··· Records for this exercise ···

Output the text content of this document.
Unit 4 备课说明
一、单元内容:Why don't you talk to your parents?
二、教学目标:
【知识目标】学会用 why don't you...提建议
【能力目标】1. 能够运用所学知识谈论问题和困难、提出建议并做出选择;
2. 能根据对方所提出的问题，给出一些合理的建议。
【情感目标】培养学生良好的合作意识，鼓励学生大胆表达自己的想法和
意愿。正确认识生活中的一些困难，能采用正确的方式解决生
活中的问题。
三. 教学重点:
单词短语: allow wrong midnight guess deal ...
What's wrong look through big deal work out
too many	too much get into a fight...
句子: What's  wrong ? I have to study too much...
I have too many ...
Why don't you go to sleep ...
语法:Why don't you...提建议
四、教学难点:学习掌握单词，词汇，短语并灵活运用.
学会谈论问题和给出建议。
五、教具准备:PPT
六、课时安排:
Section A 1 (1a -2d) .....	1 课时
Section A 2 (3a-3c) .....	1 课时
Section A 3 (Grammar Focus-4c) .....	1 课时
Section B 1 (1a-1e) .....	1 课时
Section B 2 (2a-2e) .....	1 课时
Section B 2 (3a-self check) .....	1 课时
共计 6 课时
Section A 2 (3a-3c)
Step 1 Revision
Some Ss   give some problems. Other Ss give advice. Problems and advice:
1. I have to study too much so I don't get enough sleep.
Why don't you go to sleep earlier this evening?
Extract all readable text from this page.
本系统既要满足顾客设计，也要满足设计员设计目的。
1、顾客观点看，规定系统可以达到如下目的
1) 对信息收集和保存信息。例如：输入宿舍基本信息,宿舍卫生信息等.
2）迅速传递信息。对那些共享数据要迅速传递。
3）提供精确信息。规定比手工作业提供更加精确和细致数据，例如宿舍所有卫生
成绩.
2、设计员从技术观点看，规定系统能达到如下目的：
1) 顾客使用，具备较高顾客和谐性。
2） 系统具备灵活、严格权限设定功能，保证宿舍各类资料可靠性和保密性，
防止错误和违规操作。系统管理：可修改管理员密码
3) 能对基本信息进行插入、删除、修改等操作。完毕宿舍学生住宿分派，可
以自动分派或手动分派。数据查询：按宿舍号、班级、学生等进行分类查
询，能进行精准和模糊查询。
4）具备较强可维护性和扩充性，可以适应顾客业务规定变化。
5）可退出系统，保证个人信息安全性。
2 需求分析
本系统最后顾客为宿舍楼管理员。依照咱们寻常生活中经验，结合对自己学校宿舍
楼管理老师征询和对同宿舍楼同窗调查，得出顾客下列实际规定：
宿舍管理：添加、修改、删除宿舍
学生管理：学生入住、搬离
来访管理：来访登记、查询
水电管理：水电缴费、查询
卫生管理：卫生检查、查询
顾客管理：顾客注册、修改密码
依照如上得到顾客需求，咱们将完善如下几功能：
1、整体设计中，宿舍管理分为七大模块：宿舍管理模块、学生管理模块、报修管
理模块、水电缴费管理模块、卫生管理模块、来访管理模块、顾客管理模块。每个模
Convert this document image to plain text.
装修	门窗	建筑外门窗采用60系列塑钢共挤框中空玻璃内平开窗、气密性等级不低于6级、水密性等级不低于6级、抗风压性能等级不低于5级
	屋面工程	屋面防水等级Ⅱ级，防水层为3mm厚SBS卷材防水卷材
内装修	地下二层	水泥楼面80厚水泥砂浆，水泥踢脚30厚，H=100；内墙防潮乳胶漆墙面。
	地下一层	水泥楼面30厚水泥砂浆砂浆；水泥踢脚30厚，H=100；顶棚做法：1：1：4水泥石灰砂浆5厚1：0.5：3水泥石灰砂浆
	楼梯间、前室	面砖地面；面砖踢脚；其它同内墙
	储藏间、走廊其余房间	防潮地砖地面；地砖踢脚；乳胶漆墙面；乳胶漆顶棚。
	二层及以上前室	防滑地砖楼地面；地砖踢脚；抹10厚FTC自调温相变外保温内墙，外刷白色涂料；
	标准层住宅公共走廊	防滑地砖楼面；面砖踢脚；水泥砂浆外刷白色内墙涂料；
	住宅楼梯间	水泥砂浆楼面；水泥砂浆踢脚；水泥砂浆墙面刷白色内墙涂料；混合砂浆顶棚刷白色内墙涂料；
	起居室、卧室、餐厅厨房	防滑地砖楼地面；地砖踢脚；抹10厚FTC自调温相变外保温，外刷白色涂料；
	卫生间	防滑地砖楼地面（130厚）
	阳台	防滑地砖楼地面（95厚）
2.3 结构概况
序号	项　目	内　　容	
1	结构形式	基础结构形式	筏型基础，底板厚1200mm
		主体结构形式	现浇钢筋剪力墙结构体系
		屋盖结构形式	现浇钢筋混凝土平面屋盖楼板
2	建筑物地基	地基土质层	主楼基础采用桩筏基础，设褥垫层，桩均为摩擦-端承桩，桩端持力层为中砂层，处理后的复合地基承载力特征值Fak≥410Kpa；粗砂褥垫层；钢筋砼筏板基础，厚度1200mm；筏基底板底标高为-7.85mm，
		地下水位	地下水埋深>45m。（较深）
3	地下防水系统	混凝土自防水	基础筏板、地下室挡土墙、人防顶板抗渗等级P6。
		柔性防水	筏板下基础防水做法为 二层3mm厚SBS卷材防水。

···

• _Aim of the exercise_
Read the entries and pick out all lines that include the word "What".

• _Task solution_
What's wrong look through big deal work out
句子: What's  wrong ? I have to study too much...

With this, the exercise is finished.